-- start of MATERIAL FOR THIS EXERCISE --

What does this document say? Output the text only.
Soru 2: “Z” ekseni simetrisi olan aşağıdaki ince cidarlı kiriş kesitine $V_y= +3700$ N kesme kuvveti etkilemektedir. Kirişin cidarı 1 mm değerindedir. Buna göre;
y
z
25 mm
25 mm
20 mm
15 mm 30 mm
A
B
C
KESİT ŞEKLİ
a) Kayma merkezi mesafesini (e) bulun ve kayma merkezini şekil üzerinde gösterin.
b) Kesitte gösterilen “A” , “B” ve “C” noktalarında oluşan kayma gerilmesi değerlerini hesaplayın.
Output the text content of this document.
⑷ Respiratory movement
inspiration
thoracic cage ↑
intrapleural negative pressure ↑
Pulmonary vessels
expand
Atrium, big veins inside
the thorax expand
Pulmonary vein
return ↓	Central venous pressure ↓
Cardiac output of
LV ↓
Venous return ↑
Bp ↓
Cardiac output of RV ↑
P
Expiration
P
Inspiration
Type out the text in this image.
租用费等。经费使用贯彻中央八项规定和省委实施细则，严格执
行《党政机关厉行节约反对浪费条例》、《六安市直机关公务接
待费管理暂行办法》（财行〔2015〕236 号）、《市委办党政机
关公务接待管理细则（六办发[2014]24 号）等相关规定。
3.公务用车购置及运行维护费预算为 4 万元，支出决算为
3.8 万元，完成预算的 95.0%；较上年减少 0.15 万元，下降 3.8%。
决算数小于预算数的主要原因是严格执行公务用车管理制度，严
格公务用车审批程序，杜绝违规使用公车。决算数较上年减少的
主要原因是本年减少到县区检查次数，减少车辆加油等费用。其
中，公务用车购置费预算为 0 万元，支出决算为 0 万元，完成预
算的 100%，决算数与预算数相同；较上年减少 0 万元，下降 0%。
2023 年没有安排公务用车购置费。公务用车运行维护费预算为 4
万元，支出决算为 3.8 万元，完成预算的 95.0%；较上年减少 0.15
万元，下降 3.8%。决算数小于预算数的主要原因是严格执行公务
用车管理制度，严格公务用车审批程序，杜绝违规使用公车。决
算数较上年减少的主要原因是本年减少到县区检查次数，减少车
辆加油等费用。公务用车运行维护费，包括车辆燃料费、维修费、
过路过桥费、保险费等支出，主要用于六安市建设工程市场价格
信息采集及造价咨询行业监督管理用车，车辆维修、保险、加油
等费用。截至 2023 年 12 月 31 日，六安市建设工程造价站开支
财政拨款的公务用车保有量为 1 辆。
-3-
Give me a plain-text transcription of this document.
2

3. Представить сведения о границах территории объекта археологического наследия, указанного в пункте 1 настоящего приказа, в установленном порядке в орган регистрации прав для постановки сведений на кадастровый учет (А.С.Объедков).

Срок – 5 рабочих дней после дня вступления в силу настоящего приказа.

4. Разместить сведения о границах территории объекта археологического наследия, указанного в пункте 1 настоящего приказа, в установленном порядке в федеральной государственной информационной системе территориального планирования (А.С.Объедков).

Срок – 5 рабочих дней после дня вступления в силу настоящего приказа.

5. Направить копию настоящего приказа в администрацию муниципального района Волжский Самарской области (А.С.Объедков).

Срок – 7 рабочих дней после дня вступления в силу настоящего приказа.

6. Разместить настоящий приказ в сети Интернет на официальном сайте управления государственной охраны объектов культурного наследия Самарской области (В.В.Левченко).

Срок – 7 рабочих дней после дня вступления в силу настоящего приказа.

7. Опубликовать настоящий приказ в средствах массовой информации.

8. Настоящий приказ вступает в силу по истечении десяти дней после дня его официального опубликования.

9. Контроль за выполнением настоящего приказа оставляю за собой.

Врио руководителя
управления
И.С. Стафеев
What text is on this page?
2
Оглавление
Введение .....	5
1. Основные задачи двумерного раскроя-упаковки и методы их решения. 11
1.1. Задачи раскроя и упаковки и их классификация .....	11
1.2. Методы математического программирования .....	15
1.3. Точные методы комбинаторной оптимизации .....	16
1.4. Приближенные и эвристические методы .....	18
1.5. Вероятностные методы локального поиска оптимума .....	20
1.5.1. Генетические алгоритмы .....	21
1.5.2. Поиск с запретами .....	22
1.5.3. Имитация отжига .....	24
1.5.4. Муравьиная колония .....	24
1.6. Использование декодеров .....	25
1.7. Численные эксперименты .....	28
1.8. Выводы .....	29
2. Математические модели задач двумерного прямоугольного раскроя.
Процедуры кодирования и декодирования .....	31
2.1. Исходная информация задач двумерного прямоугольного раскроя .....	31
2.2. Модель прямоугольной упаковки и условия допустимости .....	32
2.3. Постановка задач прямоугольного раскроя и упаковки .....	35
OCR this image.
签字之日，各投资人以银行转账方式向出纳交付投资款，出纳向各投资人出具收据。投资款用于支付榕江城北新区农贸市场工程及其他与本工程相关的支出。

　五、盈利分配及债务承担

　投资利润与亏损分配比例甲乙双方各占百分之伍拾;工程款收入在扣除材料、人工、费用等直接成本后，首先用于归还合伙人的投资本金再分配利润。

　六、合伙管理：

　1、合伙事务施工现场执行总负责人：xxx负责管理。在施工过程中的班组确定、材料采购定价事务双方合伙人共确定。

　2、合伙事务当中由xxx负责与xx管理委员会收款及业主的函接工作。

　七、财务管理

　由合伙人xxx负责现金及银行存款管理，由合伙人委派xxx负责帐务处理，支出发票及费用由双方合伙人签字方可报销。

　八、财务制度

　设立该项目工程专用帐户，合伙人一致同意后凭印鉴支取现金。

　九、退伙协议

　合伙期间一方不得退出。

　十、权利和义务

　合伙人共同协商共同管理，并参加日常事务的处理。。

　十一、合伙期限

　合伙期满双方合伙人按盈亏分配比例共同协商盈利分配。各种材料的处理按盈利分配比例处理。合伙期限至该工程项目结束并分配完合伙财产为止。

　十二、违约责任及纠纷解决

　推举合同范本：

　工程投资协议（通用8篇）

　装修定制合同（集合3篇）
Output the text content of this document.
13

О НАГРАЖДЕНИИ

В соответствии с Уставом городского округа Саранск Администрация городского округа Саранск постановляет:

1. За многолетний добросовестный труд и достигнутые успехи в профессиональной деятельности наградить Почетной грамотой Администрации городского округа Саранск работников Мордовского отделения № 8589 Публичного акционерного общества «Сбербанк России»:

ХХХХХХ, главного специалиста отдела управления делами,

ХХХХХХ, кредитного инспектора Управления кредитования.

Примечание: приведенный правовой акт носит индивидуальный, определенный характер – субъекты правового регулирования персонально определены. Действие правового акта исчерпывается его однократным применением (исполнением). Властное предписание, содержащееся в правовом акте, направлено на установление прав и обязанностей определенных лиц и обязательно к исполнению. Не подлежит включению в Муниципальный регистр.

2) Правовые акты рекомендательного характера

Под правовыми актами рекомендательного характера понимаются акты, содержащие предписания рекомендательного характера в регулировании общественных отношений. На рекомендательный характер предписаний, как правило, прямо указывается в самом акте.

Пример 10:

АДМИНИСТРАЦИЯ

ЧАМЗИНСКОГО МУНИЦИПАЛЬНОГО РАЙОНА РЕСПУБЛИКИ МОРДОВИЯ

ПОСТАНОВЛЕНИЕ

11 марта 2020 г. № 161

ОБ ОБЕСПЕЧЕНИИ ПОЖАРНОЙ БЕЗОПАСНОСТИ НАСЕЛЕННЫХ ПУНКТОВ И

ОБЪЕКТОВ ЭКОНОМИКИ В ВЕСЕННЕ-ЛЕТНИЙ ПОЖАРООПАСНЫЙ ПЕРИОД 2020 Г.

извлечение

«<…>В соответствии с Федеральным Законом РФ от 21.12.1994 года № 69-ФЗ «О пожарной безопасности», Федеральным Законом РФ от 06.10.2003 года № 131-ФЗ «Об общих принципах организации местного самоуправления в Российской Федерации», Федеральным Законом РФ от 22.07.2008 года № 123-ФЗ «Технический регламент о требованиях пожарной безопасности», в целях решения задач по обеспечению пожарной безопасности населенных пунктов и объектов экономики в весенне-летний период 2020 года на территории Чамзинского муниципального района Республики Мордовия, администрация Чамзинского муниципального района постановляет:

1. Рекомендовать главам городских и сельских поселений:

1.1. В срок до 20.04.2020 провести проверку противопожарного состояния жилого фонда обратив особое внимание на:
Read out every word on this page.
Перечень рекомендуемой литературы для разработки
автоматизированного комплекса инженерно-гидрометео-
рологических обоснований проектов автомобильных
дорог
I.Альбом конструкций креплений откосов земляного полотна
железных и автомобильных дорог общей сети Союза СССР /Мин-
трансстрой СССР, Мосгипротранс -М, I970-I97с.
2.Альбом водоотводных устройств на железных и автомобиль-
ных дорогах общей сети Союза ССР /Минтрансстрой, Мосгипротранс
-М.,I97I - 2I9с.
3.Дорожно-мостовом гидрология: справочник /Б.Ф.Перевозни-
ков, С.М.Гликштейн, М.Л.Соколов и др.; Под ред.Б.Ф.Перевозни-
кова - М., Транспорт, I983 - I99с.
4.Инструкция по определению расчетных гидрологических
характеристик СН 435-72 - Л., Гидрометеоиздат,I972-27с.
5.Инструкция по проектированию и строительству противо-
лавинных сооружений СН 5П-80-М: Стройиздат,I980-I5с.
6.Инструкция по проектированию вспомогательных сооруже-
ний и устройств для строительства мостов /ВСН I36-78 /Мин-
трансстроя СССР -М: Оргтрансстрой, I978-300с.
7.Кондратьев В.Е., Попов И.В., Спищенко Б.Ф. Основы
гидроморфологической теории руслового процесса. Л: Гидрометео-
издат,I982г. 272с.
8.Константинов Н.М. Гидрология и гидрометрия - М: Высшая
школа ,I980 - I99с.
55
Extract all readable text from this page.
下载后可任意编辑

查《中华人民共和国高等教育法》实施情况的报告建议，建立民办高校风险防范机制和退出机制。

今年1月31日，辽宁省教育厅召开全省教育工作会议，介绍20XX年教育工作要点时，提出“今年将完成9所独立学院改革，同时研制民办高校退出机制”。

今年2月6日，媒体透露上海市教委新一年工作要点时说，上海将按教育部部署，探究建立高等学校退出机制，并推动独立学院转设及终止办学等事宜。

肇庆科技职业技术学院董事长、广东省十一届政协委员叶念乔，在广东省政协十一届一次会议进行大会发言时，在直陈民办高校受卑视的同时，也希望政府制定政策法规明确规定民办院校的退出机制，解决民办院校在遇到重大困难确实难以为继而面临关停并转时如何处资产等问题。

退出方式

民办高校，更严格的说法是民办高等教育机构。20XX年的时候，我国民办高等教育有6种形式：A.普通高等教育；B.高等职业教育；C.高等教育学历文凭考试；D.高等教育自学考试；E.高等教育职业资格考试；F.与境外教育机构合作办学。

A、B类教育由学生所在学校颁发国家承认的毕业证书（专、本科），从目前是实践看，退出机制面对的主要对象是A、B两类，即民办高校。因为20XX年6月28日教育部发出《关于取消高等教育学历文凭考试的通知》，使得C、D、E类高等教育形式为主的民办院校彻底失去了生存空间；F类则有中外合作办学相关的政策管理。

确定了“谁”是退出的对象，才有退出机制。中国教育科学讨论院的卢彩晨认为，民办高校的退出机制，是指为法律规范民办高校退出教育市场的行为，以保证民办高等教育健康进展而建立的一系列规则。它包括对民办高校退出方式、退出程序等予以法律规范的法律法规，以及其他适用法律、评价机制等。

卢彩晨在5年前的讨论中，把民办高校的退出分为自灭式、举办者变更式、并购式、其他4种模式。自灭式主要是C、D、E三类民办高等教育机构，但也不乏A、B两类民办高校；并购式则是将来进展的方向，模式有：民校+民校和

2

-- end of MATERIAL FOR THIS EXERCISE --

EXERCISE DIRECTIONS » Nothing but a number is needed here: how many lines hold the string "характера"?

EXERCISE RESPONSE » 2